-- SHORT TASK --
Write out the data below in full, unchanged, minus the images.

— START OF PROVIDED DATA —

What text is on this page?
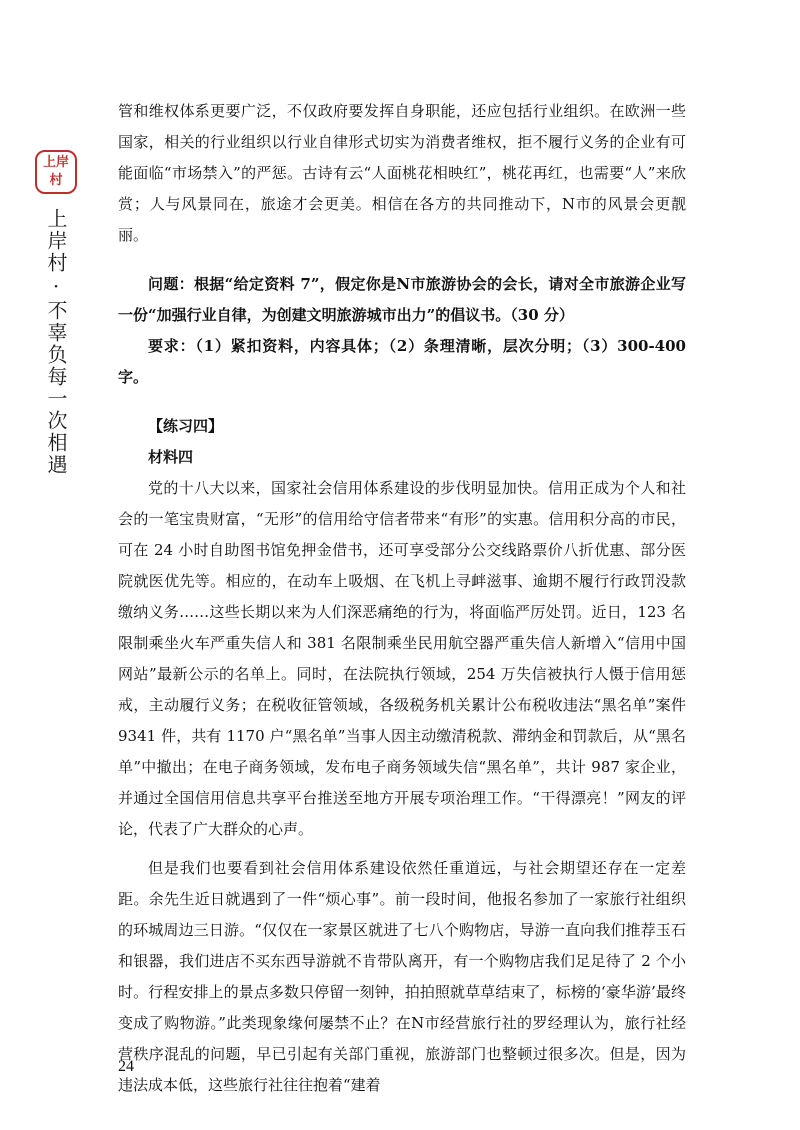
上岸村
上岸村·不辜负每一次相遇

管和维权体系更要广泛，不仅政府要发挥自身职能，还应包括行业组织。在欧洲一些国家，相关的行业组织以行业自律形式切实为消费者维权，拒不履行义务的企业有可能面临“市场禁入”的严惩。古诗有云“人面桃花相映红”，桃花再红，也需要“人”来欣赏；人与风景同在，旅途才会更美。相信在各方的共同推动下，N市的风景会更靓丽。

问题：根据“给定资料 7”，假定你是N市旅游协会的会长，请对全市旅游企业写一份“加强行业自律，为创建文明旅游城市出力”的倡议书。（30 分）

要求：（1）紧扣资料，内容具体；（2）条理清晰，层次分明；（3）300-400 字。

【练习四】

材料四

党的十八大以来，国家社会信用体系建设的步伐明显加快。信用正成为个人和社会的一笔宝贵财富，“无形”的信用给守信者带来“有形”的实惠。信用积分高的市民，可在 24 小时自助图书馆免押金借书，还可享受部分公交线路票价八折优惠、部分医院就医优先等。相应的，在动车上吸烟、在飞机上寻衅滋事、逾期不履行行政罚没款缴纳义务……这些长期以来为人们深恶痛绝的行为，将面临严厉处罚。近日，123 名限制乘坐火车严重失信人和 381 名限制乘坐民用航空器严重失信人新增入“信用中国网站”最新公示的名单上。同时，在法院执行领域，254 万失信被执行人慑于信用惩戒，主动履行义务；在税收征管领域，各级税务机关累计公布税收违法“黑名单”案件 9341 件，共有 1170 户“黑名单”当事人因主动缴清税款、滞纳金和罚款后，从“黑名单”中撤出；在电子商务领域，发布电子商务领域失信“黑名单”，共计 987 家企业，并通过全国信用信息共享平台推送至地方开展专项治理工作。“干得漂亮！”网友的评论，代表了广大群众的心声。

但是我们也要看到社会信用体系建设依然任重道远，与社会期望还存在一定差距。余先生近日就遇到了一件“烦心事”。前一段时间，他报名参加了一家旅行社组织的环城周边三日游。“仅仅在一家景区就进了七八个购物店，导游一直向我们推荐玉石和银器，我们进店不买东西导游就不肯带队离开，有一个购物店我们足足待了 2 个小时。行程安排上的景点多数只停留一刻钟，拍拍照就草草结束了，标榜的‘豪华游’最终变成了购物游。”此类现象缘何屡禁不止？在N市经营旅行社的罗经理认为，旅行社经营秩序混乱的问题，早已引起有关部门重视，旅游部门也整顿过很多次。但是，因为违法成本低，这些旅行社往往抱着“建着

24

— END OF PROVIDED DATA —

-- SOLUTION FOR THIS TASK --
What text is on this page?
上岸村
上岸村·不辜负每一次相遇

管和维权体系更要广泛，不仅政府要发挥自身职能，还应包括行业组织。在欧洲一些国家，相关的行业组织以行业自律形式切实为消费者维权，拒不履行义务的企业有可能面临“市场禁入”的严惩。古诗有云“人面桃花相映红”，桃花再红，也需要“人”来欣赏；人与风景同在，旅途才会更美。相信在各方的共同推动下，N市的风景会更靓丽。

问题：根据“给定资料 7”，假定你是N市旅游协会的会长，请对全市旅游企业写一份“加强行业自律，为创建文明旅游城市出力”的倡议书。（30 分）

要求：（1）紧扣资料，内容具体；（2）条理清晰，层次分明；（3）300-400 字。

【练习四】

材料四

党的十八大以来，国家社会信用体系建设的步伐明显加快。信用正成为个人和社会的一笔宝贵财富，“无形”的信用给守信者带来“有形”的实惠。信用积分高的市民，可在 24 小时自助图书馆免押金借书，还可享受部分公交线路票价八折优惠、部分医院就医优先等。相应的，在动车上吸烟、在飞机上寻衅滋事、逾期不履行行政罚没款缴纳义务……这些长期以来为人们深恶痛绝的行为，将面临严厉处罚。近日，123 名限制乘坐火车严重失信人和 381 名限制乘坐民用航空器严重失信人新增入“信用中国网站”最新公示的名单上。同时，在法院执行领域，254 万失信被执行人慑于信用惩戒，主动履行义务；在税收征管领域，各级税务机关累计公布税收违法“黑名单”案件 9341 件，共有 1170 户“黑名单”当事人因主动缴清税款、滞纳金和罚款后，从“黑名单”中撤出；在电子商务领域，发布电子商务领域失信“黑名单”，共计 987 家企业，并通过全国信用信息共享平台推送至地方开展专项治理工作。“干得漂亮！”网友的评论，代表了广大群众的心声。

但是我们也要看到社会信用体系建设依然任重道远，与社会期望还存在一定差距。余先生近日就遇到了一件“烦心事”。前一段时间，他报名参加了一家旅行社组织的环城周边三日游。“仅仅在一家景区就进了七八个购物店，导游一直向我们推荐玉石和银器，我们进店不买东西导游就不肯带队离开，有一个购物店我们足足待了 2 个小时。行程安排上的景点多数只停留一刻钟，拍拍照就草草结束了，标榜的‘豪华游’最终变成了购物游。”此类现象缘何屡禁不止？在N市经营旅行社的罗经理认为，旅行社经营秩序混乱的问题，早已引起有关部门重视，旅游部门也整顿过很多次。但是，因为违法成本低，这些旅行社往往抱着“建着

24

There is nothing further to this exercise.